++++ GIVEN RECORDS

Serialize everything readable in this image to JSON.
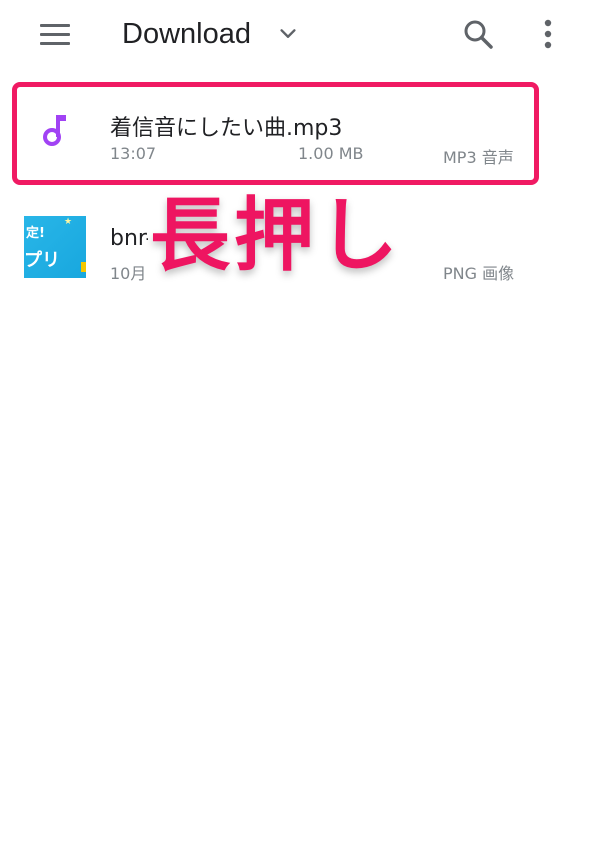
{
  "app_bar": {
    "title": "Download",
    "icons": {
      "menu": "menu-icon",
      "dropdown": "chevron-down-icon",
      "search": "search-icon",
      "more": "more-vert-icon"
    }
  },
  "files": [
    {
      "name": "着信音にしたい曲.mp3",
      "time": "13:07",
      "size": "1.00 MB",
      "type": "MP3 音声",
      "icon": "music-note-icon",
      "highlighted": true
    },
    {
      "name": "bnr-",
      "date": "10月",
      "type": "PNG 画像",
      "icon": "image-thumbnail",
      "thumbnail_text": [
        "定!",
        "プリ"
      ]
    }
  ],
  "overlay": {
    "label": "長押し",
    "color": "#ee1561"
  },
  "colors": {
    "highlight_border": "#f01a63",
    "music_icon": "#a142f4",
    "thumbnail_bg": "#29b6e8"
  }
}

++++++++

**WHAT IS NEEDED:** Copy out all lines where the word "image" appears.

**WRITTEN RESPONSE:**
Serialize everything readable in this image to JSON.
      "icon": "image-thumbnail",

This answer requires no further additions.